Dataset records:
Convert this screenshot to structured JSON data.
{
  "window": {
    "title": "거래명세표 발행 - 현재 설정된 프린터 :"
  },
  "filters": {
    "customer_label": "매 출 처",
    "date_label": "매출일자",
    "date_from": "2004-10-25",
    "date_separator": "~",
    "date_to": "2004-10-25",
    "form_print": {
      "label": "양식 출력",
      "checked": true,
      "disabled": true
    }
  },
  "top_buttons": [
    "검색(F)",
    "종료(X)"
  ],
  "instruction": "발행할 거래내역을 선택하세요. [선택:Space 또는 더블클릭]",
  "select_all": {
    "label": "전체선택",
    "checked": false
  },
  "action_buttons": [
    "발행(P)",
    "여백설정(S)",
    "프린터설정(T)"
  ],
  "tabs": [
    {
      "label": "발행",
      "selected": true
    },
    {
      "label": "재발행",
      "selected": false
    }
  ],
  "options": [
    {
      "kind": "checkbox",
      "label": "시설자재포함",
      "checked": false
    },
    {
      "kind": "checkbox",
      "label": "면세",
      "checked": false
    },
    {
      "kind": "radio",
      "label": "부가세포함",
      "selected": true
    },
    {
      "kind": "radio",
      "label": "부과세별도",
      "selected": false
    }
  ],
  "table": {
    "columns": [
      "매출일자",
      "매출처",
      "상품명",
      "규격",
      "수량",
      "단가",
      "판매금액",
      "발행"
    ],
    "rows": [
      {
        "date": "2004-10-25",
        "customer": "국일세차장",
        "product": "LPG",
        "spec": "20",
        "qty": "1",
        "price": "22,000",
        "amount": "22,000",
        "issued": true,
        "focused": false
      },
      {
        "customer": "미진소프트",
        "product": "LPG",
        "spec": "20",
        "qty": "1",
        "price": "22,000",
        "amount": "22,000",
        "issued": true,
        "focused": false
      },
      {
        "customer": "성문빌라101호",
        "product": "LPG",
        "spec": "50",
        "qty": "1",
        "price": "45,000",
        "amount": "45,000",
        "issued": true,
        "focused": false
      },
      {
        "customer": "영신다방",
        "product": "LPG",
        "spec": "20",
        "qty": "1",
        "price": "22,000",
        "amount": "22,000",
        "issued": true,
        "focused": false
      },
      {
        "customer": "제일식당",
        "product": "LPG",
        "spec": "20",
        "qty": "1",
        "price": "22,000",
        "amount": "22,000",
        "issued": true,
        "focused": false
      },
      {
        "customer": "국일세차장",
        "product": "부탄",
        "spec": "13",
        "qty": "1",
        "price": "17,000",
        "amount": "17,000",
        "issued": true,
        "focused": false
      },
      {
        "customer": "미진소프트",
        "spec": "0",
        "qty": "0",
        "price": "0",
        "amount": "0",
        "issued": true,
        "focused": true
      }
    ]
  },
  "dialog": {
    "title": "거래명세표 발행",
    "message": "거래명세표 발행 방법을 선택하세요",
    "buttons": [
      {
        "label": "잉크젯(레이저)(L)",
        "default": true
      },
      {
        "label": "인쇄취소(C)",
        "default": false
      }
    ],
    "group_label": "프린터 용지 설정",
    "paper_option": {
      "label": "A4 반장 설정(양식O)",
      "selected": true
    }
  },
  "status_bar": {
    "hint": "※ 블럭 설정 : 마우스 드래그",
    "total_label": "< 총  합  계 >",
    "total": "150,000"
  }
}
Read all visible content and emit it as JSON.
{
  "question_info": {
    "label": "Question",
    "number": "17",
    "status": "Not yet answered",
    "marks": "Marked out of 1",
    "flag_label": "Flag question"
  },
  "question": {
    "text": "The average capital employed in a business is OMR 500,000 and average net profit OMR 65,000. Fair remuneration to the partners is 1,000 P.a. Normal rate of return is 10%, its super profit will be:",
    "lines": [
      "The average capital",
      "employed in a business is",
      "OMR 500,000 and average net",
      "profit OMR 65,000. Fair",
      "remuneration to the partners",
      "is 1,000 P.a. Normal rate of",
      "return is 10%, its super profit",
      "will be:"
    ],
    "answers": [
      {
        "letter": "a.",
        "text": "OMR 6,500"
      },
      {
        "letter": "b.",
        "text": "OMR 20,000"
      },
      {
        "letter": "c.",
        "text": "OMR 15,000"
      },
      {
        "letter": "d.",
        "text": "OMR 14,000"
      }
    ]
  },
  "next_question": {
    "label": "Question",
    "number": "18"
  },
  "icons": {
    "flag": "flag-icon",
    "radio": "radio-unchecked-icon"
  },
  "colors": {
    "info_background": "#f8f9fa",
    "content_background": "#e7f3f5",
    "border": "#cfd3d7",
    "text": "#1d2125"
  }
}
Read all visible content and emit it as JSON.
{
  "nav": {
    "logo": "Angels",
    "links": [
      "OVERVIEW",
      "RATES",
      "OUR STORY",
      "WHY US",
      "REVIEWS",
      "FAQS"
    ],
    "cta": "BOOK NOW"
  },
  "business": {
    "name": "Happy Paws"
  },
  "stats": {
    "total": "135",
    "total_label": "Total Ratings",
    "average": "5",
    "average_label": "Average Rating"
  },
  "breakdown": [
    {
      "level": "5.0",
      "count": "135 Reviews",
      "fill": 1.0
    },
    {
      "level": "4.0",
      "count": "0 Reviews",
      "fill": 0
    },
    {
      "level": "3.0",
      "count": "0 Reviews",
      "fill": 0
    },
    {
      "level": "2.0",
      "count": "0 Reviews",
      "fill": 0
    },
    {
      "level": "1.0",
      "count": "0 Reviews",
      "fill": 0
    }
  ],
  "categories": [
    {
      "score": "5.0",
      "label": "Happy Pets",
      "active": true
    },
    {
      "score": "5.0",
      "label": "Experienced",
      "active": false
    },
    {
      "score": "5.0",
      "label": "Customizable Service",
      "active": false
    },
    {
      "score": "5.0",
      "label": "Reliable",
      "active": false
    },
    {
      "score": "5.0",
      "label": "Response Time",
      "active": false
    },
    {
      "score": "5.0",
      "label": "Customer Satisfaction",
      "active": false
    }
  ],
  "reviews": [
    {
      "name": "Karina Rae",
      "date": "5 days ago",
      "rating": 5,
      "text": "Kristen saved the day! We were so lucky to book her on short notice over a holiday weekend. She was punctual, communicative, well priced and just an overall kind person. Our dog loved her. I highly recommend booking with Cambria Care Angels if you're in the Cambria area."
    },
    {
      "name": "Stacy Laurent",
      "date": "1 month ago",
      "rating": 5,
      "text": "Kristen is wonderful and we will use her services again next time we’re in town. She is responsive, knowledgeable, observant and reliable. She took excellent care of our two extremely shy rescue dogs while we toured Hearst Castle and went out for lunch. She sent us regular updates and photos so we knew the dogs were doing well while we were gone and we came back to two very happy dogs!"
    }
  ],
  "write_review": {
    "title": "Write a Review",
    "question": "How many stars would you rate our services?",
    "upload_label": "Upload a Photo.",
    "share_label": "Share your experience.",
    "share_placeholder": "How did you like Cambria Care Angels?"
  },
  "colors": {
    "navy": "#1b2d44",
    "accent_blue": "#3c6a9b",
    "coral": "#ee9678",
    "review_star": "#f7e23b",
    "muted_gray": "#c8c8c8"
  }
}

WRITTEN INSTRUCTION |
Copy out all of the records shown above exactly.

ANSWER BELOW |
Convert this screenshot to structured JSON data.
{
  "window": {
    "title": "거래명세표 발행 - 현재 설정된 프린터 :"
  },
  "filters": {
    "customer_label": "매 출 처",
    "date_label": "매출일자",
    "date_from": "2004-10-25",
    "date_separator": "~",
    "date_to": "2004-10-25",
    "form_print": {
      "label": "양식 출력",
      "checked": true,
      "disabled": true
    }
  },
  "top_buttons": [
    "검색(F)",
    "종료(X)"
  ],
  "instruction": "발행할 거래내역을 선택하세요. [선택:Space 또는 더블클릭]",
  "select_all": {
    "label": "전체선택",
    "checked": false
  },
  "action_buttons": [
    "발행(P)",
    "여백설정(S)",
    "프린터설정(T)"
  ],
  "tabs": [
    {
      "label": "발행",
      "selected": true
    },
    {
      "label": "재발행",
      "selected": false
    }
  ],
  "options": [
    {
      "kind": "checkbox",
      "label": "시설자재포함",
      "checked": false
    },
    {
      "kind": "checkbox",
      "label": "면세",
      "checked": false
    },
    {
      "kind": "radio",
      "label": "부가세포함",
      "selected": true
    },
    {
      "kind": "radio",
      "label": "부과세별도",
      "selected": false
    }
  ],
  "table": {
    "columns": [
      "매출일자",
      "매출처",
      "상품명",
      "규격",
      "수량",
      "단가",
      "판매금액",
      "발행"
    ],
    "rows": [
      {
        "date": "2004-10-25",
        "customer": "국일세차장",
        "product": "LPG",
        "spec": "20",
        "qty": "1",
        "price": "22,000",
        "amount": "22,000",
        "issued": true,
        "focused": false
      },
      {
        "customer": "미진소프트",
        "product": "LPG",
        "spec": "20",
        "qty": "1",
        "price": "22,000",
        "amount": "22,000",
        "issued": true,
        "focused": false
      },
      {
        "customer": "성문빌라101호",
        "product": "LPG",
        "spec": "50",
        "qty": "1",
        "price": "45,000",
        "amount": "45,000",
        "issued": true,
        "focused": false
      },
      {
        "customer": "영신다방",
        "product": "LPG",
        "spec": "20",
        "qty": "1",
        "price": "22,000",
        "amount": "22,000",
        "issued": true,
        "focused": false
      },
      {
        "customer": "제일식당",
        "product": "LPG",
        "spec": "20",
        "qty": "1",
        "price": "22,000",
        "amount": "22,000",
        "issued": true,
        "focused": false
      },
      {
        "customer": "국일세차장",
        "product": "부탄",
        "spec": "13",
        "qty": "1",
        "price": "17,000",
        "amount": "17,000",
        "issued": true,
        "focused": false
      },
      {
        "customer": "미진소프트",
        "spec": "0",
        "qty": "0",
        "price": "0",
        "amount": "0",
        "issued": true,
        "focused": true
      }
    ]
  },
  "dialog": {
    "title": "거래명세표 발행",
    "message": "거래명세표 발행 방법을 선택하세요",
    "buttons": [
      {
        "label": "잉크젯(레이저)(L)",
        "default": true
      },
      {
        "label": "인쇄취소(C)",
        "default": false
      }
    ],
    "group_label": "프린터 용지 설정",
    "paper_option": {
      "label": "A4 반장 설정(양식O)",
      "selected": true
    }
  },
  "status_bar": {
    "hint": "※ 블럭 설정 : 마우스 드래그",
    "total_label": "< 총  합  계 >",
    "total": "150,000"
  }
}
Read all visible content and emit it as JSON.
{
  "question_info": {
    "label": "Question",
    "number": "17",
    "status": "Not yet answered",
    "marks": "Marked out of 1",
    "flag_label": "Flag question"
  },
  "question": {
    "text": "The average capital employed in a business is OMR 500,000 and average net profit OMR 65,000. Fair remuneration to the partners is 1,000 P.a. Normal rate of return is 10%, its super profit will be:",
    "lines": [
      "The average capital",
      "employed in a business is",
      "OMR 500,000 and average net",
      "profit OMR 65,000. Fair",
      "remuneration to the partners",
      "is 1,000 P.a. Normal rate of",
      "return is 10%, its super profit",
      "will be:"
    ],
    "answers": [
      {
        "letter": "a.",
        "text": "OMR 6,500"
      },
      {
        "letter": "b.",
        "text": "OMR 20,000"
      },
      {
        "letter": "c.",
        "text": "OMR 15,000"
      },
      {
        "letter": "d.",
        "text": "OMR 14,000"
      }
    ]
  },
  "next_question": {
    "label": "Question",
    "number": "18"
  },
  "icons": {
    "flag": "flag-icon",
    "radio": "radio-unchecked-icon"
  },
  "colors": {
    "info_background": "#f8f9fa",
    "content_background": "#e7f3f5",
    "border": "#cfd3d7",
    "text": "#1d2125"
  }
}
Read all visible content and emit it as JSON.
{
  "nav": {
    "logo": "Angels",
    "links": [
      "OVERVIEW",
      "RATES",
      "OUR STORY",
      "WHY US",
      "REVIEWS",
      "FAQS"
    ],
    "cta": "BOOK NOW"
  },
  "business": {
    "name": "Happy Paws"
  },
  "stats": {
    "total": "135",
    "total_label": "Total Ratings",
    "average": "5",
    "average_label": "Average Rating"
  },
  "breakdown": [
    {
      "level": "5.0",
      "count": "135 Reviews",
      "fill": 1.0
    },
    {
      "level": "4.0",
      "count": "0 Reviews",
      "fill": 0
    },
    {
      "level": "3.0",
      "count": "0 Reviews",
      "fill": 0
    },
    {
      "level": "2.0",
      "count": "0 Reviews",
      "fill": 0
    },
    {
      "level": "1.0",
      "count": "0 Reviews",
      "fill": 0
    }
  ],
  "categories": [
    {
      "score": "5.0",
      "label": "Happy Pets",
      "active": true
    },
    {
      "score": "5.0",
      "label": "Experienced",
      "active": false
    },
    {
      "score": "5.0",
      "label": "Customizable Service",
      "active": false
    },
    {
      "score": "5.0",
      "label": "Reliable",
      "active": false
    },
    {
      "score": "5.0",
      "label": "Response Time",
      "active": false
    },
    {
      "score": "5.0",
      "label": "Customer Satisfaction",
      "active": false
    }
  ],
  "reviews": [
    {
      "name": "Karina Rae",
      "date": "5 days ago",
      "rating": 5,
      "text": "Kristen saved the day! We were so lucky to book her on short notice over a holiday weekend. She was punctual, communicative, well priced and just an overall kind person. Our dog loved her. I highly recommend booking with Cambria Care Angels if you're in the Cambria area."
    },
    {
      "name": "Stacy Laurent",
      "date": "1 month ago",
      "rating": 5,
      "text": "Kristen is wonderful and we will use her services again next time we’re in town. She is responsive, knowledgeable, observant and reliable. She took excellent care of our two extremely shy rescue dogs while we toured Hearst Castle and went out for lunch. She sent us regular updates and photos so we knew the dogs were doing well while we were gone and we came back to two very happy dogs!"
    }
  ],
  "write_review": {
    "title": "Write a Review",
    "question": "How many stars would you rate our services?",
    "upload_label": "Upload a Photo.",
    "share_label": "Share your experience.",
    "share_placeholder": "How did you like Cambria Care Angels?"
  },
  "colors": {
    "navy": "#1b2d44",
    "accent_blue": "#3c6a9b",
    "coral": "#ee9678",
    "review_star": "#f7e23b",
    "muted_gray": "#c8c8c8"
  }
}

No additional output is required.